Identify every line containing the word "bits" and reproduce each one.
--- start of Excerpted data ---
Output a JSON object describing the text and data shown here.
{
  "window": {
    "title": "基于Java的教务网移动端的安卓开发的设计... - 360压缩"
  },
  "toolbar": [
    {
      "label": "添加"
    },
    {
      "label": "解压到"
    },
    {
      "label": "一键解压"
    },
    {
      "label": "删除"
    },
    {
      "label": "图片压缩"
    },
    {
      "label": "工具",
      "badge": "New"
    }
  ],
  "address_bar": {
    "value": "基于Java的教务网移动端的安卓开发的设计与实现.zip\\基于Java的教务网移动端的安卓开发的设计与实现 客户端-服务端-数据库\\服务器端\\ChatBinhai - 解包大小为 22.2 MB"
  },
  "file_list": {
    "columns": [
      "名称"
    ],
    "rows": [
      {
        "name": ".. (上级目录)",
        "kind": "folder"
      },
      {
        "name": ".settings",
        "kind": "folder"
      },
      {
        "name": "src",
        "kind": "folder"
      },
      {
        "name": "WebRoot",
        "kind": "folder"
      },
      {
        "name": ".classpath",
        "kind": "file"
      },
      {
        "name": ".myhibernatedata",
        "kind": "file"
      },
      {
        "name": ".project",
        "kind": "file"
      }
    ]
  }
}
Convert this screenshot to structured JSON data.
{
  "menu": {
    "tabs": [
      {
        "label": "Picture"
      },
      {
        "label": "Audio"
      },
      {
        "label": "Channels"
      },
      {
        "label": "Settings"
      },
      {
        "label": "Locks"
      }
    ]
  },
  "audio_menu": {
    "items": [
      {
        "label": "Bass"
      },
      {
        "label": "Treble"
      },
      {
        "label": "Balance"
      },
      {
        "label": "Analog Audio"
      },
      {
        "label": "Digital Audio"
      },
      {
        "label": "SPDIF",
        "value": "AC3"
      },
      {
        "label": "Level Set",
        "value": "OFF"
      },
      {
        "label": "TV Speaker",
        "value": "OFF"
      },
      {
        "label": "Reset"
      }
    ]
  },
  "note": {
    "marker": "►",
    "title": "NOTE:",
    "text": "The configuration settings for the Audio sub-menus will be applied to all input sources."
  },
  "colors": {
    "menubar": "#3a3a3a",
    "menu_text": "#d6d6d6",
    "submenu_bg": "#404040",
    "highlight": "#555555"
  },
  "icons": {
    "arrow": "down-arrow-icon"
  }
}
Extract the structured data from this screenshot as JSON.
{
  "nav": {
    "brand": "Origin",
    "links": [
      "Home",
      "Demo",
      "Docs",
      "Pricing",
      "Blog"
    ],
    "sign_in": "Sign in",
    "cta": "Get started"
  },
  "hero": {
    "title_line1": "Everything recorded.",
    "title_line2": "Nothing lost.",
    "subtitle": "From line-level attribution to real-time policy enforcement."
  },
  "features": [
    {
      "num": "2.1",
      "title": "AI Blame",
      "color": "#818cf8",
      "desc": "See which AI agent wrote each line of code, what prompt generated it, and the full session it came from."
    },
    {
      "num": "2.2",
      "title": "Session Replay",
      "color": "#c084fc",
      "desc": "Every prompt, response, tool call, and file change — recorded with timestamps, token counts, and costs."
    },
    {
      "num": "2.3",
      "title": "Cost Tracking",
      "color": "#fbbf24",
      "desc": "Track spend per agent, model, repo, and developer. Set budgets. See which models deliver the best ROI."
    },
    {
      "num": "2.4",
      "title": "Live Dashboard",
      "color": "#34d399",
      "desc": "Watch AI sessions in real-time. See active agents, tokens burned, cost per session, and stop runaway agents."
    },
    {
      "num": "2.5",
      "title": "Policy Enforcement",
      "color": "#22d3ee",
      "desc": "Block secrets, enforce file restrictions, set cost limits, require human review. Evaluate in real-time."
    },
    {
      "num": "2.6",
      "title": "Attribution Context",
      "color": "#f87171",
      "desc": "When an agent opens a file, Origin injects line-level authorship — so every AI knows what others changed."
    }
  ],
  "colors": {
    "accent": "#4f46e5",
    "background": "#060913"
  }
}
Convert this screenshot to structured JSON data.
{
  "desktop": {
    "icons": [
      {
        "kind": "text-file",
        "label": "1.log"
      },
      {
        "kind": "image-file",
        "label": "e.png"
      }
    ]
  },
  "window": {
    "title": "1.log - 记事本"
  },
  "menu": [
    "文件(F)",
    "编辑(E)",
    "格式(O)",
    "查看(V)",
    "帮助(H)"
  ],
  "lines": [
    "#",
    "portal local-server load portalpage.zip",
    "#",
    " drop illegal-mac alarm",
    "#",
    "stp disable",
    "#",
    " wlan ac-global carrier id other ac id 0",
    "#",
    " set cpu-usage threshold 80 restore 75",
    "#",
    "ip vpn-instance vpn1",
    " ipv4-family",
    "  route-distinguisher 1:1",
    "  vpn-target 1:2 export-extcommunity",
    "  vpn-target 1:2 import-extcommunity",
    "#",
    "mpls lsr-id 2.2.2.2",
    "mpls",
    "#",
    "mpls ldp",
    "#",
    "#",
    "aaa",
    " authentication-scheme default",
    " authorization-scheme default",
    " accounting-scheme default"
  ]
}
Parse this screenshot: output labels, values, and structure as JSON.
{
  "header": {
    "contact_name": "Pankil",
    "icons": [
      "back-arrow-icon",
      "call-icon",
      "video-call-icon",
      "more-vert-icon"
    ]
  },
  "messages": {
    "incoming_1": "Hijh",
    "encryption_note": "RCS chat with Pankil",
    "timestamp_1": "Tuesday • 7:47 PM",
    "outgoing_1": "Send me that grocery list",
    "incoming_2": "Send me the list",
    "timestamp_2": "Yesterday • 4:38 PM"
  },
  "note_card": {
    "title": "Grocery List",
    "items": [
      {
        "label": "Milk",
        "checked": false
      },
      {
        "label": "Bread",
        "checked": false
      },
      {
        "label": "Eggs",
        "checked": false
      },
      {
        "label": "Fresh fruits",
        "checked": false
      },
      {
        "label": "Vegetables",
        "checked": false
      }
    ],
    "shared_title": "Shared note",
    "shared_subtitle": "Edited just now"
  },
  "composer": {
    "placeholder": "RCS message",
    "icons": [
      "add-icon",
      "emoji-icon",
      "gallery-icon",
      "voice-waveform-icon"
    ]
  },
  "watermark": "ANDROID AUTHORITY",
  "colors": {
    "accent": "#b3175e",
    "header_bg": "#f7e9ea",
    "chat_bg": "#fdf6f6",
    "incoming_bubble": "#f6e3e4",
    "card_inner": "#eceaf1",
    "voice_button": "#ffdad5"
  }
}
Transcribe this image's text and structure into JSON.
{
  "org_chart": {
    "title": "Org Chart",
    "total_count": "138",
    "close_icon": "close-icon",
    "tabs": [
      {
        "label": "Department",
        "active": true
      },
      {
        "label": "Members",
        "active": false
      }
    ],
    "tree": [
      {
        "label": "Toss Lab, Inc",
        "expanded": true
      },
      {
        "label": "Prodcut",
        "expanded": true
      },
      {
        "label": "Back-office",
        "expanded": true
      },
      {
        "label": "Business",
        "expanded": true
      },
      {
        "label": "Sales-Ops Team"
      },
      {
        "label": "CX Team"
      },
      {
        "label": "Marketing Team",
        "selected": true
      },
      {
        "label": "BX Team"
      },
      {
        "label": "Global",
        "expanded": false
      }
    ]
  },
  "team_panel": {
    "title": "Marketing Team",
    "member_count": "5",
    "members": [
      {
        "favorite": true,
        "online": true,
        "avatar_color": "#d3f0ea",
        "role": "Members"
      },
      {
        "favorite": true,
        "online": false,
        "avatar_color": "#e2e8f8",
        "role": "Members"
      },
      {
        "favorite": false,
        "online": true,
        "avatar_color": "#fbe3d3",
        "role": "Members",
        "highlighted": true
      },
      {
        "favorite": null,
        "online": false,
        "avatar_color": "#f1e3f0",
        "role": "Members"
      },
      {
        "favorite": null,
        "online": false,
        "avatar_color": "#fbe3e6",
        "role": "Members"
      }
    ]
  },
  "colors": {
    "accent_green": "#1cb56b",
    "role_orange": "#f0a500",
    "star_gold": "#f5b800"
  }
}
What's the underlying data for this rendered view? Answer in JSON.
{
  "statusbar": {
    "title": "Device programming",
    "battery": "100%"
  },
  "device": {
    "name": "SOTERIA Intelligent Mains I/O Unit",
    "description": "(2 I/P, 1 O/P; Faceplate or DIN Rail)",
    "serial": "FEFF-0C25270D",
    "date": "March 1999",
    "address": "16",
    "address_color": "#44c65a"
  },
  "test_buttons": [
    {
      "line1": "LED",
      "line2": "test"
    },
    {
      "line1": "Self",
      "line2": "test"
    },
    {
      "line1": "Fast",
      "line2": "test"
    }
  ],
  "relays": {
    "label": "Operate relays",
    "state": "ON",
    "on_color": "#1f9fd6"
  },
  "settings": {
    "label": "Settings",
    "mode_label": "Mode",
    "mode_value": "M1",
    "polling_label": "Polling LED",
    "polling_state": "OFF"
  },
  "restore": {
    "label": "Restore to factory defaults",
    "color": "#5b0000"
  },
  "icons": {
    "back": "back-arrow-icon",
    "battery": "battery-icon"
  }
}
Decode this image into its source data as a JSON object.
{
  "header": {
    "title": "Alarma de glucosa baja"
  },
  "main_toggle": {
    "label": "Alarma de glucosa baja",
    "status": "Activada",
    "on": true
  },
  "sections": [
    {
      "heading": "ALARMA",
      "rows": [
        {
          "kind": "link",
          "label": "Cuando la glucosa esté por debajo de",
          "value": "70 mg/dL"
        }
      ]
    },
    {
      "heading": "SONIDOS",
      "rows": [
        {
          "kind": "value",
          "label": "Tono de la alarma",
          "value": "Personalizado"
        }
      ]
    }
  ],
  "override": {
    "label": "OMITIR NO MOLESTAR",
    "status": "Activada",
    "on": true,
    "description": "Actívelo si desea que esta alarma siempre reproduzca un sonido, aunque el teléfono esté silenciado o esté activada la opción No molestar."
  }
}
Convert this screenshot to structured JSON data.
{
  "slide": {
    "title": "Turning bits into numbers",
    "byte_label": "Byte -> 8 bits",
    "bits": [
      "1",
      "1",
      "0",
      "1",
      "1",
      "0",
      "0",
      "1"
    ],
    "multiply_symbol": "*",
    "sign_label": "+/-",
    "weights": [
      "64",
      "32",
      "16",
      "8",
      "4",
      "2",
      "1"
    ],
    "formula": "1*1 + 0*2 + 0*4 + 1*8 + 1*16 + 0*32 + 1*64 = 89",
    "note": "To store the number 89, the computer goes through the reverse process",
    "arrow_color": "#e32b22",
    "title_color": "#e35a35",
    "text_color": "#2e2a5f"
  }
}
--- end of Excerpted data ---
The output.
    "title": "Turning bits into numbers",
    "byte_label": "Byte -> 8 bits",
    "bits": [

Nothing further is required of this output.